Start EXERCISE MATERIALS

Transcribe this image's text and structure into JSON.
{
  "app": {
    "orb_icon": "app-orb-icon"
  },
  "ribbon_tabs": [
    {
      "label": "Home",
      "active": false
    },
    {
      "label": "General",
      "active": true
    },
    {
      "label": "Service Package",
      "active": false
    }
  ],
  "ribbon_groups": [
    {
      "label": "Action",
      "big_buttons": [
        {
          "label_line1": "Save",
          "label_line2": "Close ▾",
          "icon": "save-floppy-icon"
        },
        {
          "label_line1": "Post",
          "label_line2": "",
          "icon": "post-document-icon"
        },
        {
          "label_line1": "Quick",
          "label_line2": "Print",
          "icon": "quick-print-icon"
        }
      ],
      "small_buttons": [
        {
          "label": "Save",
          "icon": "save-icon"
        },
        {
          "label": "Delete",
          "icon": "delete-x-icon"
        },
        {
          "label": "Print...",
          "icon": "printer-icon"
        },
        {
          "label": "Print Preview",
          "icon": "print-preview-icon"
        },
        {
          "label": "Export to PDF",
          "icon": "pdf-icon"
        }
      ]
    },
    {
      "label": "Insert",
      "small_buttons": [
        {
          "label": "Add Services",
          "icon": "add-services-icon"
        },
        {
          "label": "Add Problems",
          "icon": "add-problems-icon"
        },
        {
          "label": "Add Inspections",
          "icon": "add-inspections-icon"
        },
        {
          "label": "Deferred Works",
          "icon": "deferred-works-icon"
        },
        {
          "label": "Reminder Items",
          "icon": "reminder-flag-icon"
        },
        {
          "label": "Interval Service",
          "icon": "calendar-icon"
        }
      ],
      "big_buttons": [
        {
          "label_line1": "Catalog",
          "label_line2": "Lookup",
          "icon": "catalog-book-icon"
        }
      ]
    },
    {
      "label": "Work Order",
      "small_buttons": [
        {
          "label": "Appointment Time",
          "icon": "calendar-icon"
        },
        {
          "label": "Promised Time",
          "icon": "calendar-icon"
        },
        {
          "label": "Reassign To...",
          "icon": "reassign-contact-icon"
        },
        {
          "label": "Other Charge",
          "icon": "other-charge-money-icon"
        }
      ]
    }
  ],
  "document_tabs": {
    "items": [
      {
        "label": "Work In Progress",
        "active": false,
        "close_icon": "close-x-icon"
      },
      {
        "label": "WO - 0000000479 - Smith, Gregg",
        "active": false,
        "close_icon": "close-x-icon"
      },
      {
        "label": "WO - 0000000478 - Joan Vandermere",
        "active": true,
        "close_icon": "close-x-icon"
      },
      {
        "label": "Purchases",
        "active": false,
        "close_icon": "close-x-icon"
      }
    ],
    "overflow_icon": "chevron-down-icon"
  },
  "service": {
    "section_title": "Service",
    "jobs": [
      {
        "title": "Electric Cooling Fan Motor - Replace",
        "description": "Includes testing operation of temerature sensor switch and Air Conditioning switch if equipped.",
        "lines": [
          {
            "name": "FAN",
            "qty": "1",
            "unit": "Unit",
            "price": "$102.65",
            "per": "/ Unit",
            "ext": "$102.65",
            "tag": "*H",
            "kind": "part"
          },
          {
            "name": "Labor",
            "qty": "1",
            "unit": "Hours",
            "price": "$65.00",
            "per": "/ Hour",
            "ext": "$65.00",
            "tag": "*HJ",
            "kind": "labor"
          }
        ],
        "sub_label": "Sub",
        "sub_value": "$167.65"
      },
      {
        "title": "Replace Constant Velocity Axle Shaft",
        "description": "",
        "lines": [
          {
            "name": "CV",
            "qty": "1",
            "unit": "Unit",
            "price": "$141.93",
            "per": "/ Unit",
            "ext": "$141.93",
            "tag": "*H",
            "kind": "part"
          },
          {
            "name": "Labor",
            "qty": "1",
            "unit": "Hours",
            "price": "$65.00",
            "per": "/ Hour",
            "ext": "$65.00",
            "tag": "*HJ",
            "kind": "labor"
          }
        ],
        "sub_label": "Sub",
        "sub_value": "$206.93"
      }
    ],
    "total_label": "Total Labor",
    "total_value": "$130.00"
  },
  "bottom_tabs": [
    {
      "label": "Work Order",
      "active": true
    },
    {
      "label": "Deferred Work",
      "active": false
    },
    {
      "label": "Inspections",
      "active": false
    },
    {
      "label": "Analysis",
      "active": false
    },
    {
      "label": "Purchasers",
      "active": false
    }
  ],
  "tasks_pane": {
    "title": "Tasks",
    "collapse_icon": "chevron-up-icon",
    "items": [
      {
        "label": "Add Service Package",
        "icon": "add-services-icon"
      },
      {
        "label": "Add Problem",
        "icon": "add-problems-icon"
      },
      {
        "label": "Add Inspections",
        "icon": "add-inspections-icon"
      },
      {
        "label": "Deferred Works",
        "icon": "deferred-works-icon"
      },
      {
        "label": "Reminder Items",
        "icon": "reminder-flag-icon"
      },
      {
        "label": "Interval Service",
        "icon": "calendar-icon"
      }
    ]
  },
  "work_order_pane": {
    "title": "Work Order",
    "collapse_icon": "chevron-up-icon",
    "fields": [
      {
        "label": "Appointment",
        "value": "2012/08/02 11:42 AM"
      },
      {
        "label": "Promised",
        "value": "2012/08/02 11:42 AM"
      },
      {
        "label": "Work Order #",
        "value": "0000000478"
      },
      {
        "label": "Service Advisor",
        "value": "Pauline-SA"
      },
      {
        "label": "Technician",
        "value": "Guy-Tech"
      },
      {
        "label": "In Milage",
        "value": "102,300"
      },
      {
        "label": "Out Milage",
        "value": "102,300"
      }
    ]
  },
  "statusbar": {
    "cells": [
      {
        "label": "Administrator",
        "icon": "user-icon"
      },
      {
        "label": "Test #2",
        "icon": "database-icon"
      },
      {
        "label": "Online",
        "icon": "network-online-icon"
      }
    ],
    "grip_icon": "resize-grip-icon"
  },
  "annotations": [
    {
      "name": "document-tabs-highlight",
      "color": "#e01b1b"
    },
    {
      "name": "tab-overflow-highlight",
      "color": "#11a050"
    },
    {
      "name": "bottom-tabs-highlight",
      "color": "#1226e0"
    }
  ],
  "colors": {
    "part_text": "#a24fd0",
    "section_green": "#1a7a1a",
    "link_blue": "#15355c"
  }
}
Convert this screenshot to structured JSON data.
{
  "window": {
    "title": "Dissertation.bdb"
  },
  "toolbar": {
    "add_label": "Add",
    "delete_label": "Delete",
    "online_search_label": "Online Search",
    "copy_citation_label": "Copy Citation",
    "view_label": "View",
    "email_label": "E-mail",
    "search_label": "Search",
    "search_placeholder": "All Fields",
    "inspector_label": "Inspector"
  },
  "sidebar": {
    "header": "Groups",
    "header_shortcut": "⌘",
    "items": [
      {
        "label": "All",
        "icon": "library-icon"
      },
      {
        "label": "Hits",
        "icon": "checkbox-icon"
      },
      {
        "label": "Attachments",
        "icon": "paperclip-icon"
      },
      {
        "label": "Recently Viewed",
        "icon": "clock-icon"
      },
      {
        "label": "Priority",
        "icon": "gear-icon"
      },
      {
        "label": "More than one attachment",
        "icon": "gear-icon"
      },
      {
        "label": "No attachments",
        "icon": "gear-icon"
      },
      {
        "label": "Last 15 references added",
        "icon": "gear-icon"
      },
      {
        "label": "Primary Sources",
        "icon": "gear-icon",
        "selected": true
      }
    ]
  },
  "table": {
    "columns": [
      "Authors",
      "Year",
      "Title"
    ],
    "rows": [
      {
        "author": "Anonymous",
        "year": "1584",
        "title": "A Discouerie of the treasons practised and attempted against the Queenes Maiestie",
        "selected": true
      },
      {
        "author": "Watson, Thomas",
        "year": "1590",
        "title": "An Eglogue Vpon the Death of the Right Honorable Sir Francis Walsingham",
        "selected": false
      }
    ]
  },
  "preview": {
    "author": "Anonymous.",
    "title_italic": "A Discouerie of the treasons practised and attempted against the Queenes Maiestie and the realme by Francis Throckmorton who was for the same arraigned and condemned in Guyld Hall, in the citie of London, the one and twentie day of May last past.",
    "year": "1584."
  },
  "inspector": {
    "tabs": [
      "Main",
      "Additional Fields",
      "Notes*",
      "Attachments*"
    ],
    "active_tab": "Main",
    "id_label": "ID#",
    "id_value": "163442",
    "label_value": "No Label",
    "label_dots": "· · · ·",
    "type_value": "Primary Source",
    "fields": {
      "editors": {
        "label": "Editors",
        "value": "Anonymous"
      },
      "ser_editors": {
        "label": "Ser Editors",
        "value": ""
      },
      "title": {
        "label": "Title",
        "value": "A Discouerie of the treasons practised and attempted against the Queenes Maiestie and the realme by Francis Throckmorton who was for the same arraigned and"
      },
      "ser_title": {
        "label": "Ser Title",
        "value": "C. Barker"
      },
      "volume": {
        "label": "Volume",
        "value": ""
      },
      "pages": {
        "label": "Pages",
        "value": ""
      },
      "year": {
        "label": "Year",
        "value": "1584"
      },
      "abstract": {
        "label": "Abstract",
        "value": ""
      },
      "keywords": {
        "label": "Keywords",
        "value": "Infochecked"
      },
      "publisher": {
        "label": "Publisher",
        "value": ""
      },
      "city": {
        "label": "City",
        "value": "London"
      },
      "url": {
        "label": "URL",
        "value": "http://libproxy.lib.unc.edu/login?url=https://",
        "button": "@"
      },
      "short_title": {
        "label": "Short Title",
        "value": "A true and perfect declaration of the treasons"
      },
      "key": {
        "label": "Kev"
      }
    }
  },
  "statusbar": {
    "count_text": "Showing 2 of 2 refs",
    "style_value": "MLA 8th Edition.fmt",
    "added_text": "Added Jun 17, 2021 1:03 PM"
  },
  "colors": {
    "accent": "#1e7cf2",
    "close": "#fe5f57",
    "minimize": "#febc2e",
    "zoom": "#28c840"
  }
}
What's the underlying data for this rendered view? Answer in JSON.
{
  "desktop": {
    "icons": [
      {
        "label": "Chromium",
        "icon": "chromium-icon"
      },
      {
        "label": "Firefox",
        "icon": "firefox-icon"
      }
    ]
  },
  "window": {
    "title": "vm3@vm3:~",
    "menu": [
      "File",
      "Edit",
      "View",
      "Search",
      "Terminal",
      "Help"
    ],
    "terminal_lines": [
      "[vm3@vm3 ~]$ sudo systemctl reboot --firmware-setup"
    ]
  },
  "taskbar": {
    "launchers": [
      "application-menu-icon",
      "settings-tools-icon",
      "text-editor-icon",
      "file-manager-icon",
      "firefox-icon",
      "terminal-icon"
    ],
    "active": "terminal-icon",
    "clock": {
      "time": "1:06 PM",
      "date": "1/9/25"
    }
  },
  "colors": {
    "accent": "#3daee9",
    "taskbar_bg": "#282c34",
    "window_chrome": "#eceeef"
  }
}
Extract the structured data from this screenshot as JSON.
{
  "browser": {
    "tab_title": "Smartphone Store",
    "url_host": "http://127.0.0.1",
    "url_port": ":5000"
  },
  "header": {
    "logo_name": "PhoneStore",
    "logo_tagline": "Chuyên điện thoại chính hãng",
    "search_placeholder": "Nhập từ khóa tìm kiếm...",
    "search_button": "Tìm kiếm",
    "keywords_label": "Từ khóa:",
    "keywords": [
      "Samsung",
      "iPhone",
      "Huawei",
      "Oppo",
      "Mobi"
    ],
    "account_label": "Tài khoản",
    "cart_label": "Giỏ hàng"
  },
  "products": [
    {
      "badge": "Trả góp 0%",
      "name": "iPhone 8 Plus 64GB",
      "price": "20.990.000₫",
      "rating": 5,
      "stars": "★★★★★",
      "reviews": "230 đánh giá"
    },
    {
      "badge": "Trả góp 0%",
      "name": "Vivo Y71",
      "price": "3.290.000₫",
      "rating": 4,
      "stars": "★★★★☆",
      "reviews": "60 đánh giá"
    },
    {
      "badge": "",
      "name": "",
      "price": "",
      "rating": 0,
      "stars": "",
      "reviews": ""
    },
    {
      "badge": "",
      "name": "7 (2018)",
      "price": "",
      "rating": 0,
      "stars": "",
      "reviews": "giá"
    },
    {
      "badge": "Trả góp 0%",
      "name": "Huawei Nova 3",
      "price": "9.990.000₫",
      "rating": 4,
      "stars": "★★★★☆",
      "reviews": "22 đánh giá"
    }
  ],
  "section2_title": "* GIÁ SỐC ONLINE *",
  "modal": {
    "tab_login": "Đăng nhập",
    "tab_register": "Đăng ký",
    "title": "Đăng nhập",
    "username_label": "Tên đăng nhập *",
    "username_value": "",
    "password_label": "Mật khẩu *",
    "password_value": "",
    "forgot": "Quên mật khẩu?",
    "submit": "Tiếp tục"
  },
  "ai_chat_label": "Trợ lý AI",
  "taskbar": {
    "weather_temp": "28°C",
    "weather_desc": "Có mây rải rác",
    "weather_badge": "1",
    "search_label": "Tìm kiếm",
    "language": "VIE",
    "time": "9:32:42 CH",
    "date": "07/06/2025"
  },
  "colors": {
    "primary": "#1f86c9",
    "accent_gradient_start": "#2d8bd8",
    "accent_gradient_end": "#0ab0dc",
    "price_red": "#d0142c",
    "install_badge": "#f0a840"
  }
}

End EXERCISE MATERIALS

WHAT TO DO: Go through the data and gather every line that holds "kiếm".

RESULT BELOW:
    "search_placeholder": "Nhập từ khóa tìm kiếm...",
    "search_button": "Tìm kiếm",
    "search_label": "Tìm kiếm",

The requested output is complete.